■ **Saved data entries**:
☆ ☆ ☆ ☆

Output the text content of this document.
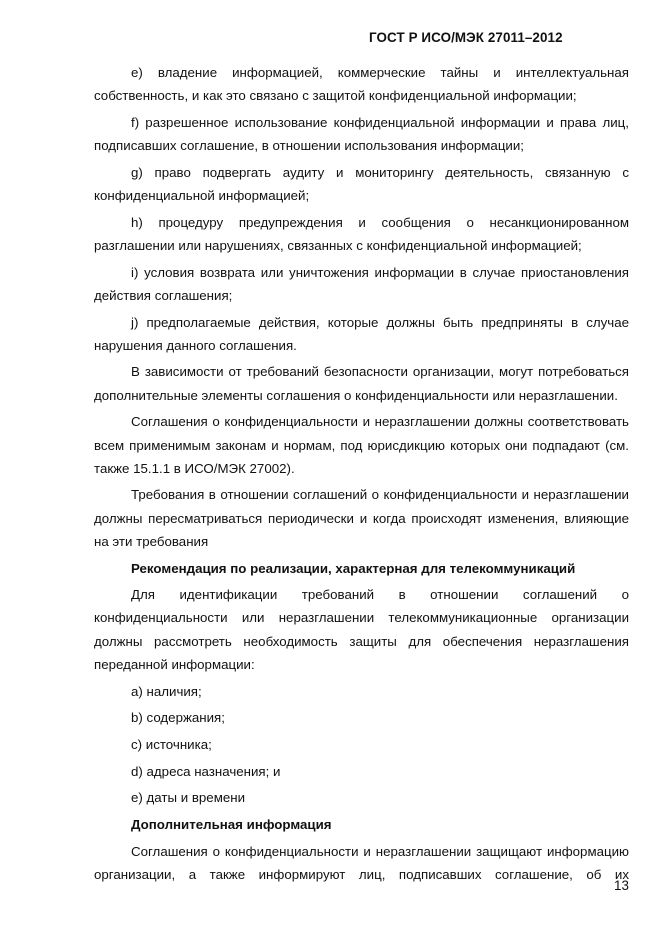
ГОСТ Р ИСО/МЭК 27011–2012

e) владение информацией, коммерческие тайны и интеллектуальная собственность, и как это связано с защитой конфиденциальной информации;

f) разрешенное использование конфиденциальной информации и права лиц, подписавших соглашение, в отношении использования информации;

g) право подвергать аудиту и мониторингу деятельность, связанную с конфиденциальной информацией;

h) процедуру предупреждения и сообщения о несанкционированном разглашении или нарушениях, связанных с конфиденциальной информацией;

i) условия возврата или уничтожения информации в случае приостановления действия соглашения;

j) предполагаемые действия, которые должны быть предприняты в случае нарушения данного соглашения.

В зависимости от требований безопасности организации, могут потребоваться дополнительные элементы соглашения о конфиденциальности или неразглашении.

Соглашения о конфиденциальности и неразглашении должны соответствовать всем применимым законам и нормам, под юрисдикцию которых они подпадают (см. также 15.1.1 в ИСО/МЭК 27002).

Требования в отношении соглашений о конфиденциальности и неразглашении должны пересматриваться периодически и когда происходят изменения, влияющие на эти требования

Рекомендация по реализации, характерная для телекоммуникаций

Для идентификации требований в отношении соглашений о конфиденциальности или неразглашении телекоммуникационные организации должны рассмотреть необходимость защиты для обеспечения неразглашения переданной информации:

a) наличия;

b) содержания;

c) источника;

d) адреса назначения; и

e) даты и времени

Дополнительная информация

Соглашения о конфиденциальности и неразглашении защищают информацию организации, а также информируют лиц, подписавших соглашение, об их

13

☆ ☆ ☆ ☆

■ **STATED PROBLEM**:
Transcribe the whole listing exactly. Pictures are excluded.

■ **CORRECT ANSWER**:
Output the text content of this document.
ГОСТ Р ИСО/МЭК 27011–2012

e) владение информацией, коммерческие тайны и интеллектуальная собственность, и как это связано с защитой конфиденциальной информации;

f) разрешенное использование конфиденциальной информации и права лиц, подписавших соглашение, в отношении использования информации;

g) право подвергать аудиту и мониторингу деятельность, связанную с конфиденциальной информацией;

h) процедуру предупреждения и сообщения о несанкционированном разглашении или нарушениях, связанных с конфиденциальной информацией;

i) условия возврата или уничтожения информации в случае приостановления действия соглашения;

j) предполагаемые действия, которые должны быть предприняты в случае нарушения данного соглашения.

В зависимости от требований безопасности организации, могут потребоваться дополнительные элементы соглашения о конфиденциальности или неразглашении.

Соглашения о конфиденциальности и неразглашении должны соответствовать всем применимым законам и нормам, под юрисдикцию которых они подпадают (см. также 15.1.1 в ИСО/МЭК 27002).

Требования в отношении соглашений о конфиденциальности и неразглашении должны пересматриваться периодически и когда происходят изменения, влияющие на эти требования

Рекомендация по реализации, характерная для телекоммуникаций

Для идентификации требований в отношении соглашений о конфиденциальности или неразглашении телекоммуникационные организации должны рассмотреть необходимость защиты для обеспечения неразглашения переданной информации:

a) наличия;

b) содержания;

c) источника;

d) адреса назначения; и

e) даты и времени

Дополнительная информация

Соглашения о конфиденциальности и неразглашении защищают информацию организации, а также информируют лиц, подписавших соглашение, об их

13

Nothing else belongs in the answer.